For each line below that contains the string "screenshot", copy that line.

━━ Data for the task ━━

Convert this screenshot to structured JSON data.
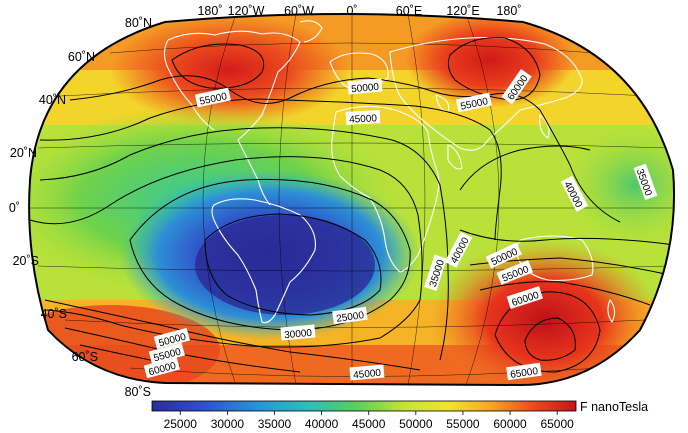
{
  "map": {
    "projection": "Winkel Tripel (world)",
    "quantity_label": "F nanoTesla",
    "lon_labels": [
      "180˚",
      "120˚W",
      "60˚W",
      "0˚",
      "60˚E",
      "120˚E",
      "180˚"
    ],
    "lat_labels": [
      "80˚N",
      "60˚N",
      "40˚N",
      "20˚N",
      "0˚",
      "20˚S",
      "40˚S",
      "60˚S",
      "80˚S"
    ],
    "contour_labels": [
      "55000",
      "50000",
      "45000",
      "55000",
      "60000",
      "35000",
      "40000",
      "40000",
      "50000",
      "35000",
      "55000",
      "60000",
      "25000",
      "30000",
      "50000",
      "55000",
      "60000",
      "45000",
      "65000"
    ],
    "colorbar": {
      "ticks": [
        "25000",
        "30000",
        "35000",
        "40000",
        "45000",
        "50000",
        "55000",
        "60000",
        "65000"
      ],
      "range": [
        22000,
        67000
      ],
      "colors": [
        "#2a2b9a",
        "#2f63d9",
        "#27a6d8",
        "#38c79a",
        "#7ad63f",
        "#e9ef2a",
        "#f6a524",
        "#ec4a1e",
        "#c4141a"
      ]
    },
    "colors": {
      "coastline": "#ffffff",
      "contour": "#000000",
      "graticule": "#000000"
    }
  }
}
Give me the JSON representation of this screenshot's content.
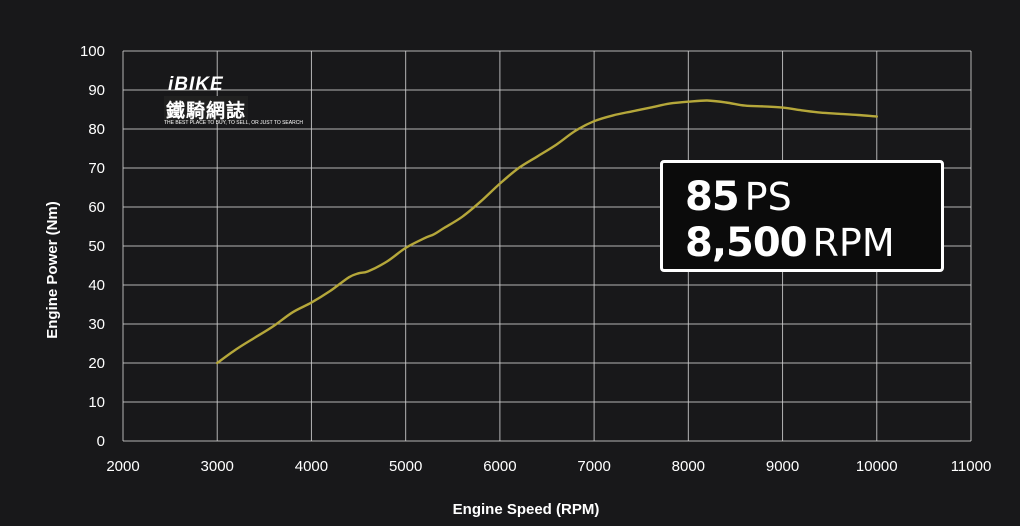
{
  "chart_data": {
    "type": "line",
    "xlabel": "Engine Speed (RPM)",
    "ylabel": "Engine Power (Nm)",
    "xlim": [
      2000,
      11000
    ],
    "ylim": [
      0,
      100
    ],
    "x_ticks": [
      2000,
      3000,
      4000,
      5000,
      6000,
      7000,
      8000,
      9000,
      10000,
      11000
    ],
    "y_ticks": [
      0,
      10,
      20,
      30,
      40,
      50,
      60,
      70,
      80,
      90,
      100
    ],
    "grid": true,
    "line_color": "#b5a73a",
    "series": [
      {
        "x": [
          3000,
          3200,
          3400,
          3600,
          3800,
          4000,
          4200,
          4400,
          4500,
          4600,
          4800,
          5000,
          5200,
          5300,
          5400,
          5600,
          5800,
          6000,
          6200,
          6400,
          6600,
          6800,
          7000,
          7200,
          7400,
          7600,
          7800,
          8000,
          8200,
          8400,
          8600,
          8800,
          9000,
          9200,
          9400,
          9600,
          9800,
          10000
        ],
        "y": [
          20,
          23.5,
          26.5,
          29.5,
          33,
          35.5,
          38.5,
          42,
          43,
          43.5,
          46,
          49.5,
          52,
          53,
          54.5,
          57.5,
          61.5,
          66,
          70,
          73,
          76,
          79.5,
          82,
          83.5,
          84.5,
          85.5,
          86.5,
          87,
          87.3,
          86.8,
          86,
          85.8,
          85.5,
          84.8,
          84.2,
          83.9,
          83.6,
          83.2
        ]
      }
    ]
  },
  "callout": {
    "power_value": "85",
    "power_unit": "PS",
    "rpm_value": "8,500",
    "rpm_unit": "RPM"
  },
  "logo": {
    "main": "iBIKE",
    "sub": "鐵騎網誌",
    "tagline": "THE BEST PLACE TO BUY, TO SELL, OR JUST TO SEARCH"
  }
}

━━━

- [Reply]:
Convert this screenshot to structured JSON data.
Give me the JSON representation of this screenshot's content.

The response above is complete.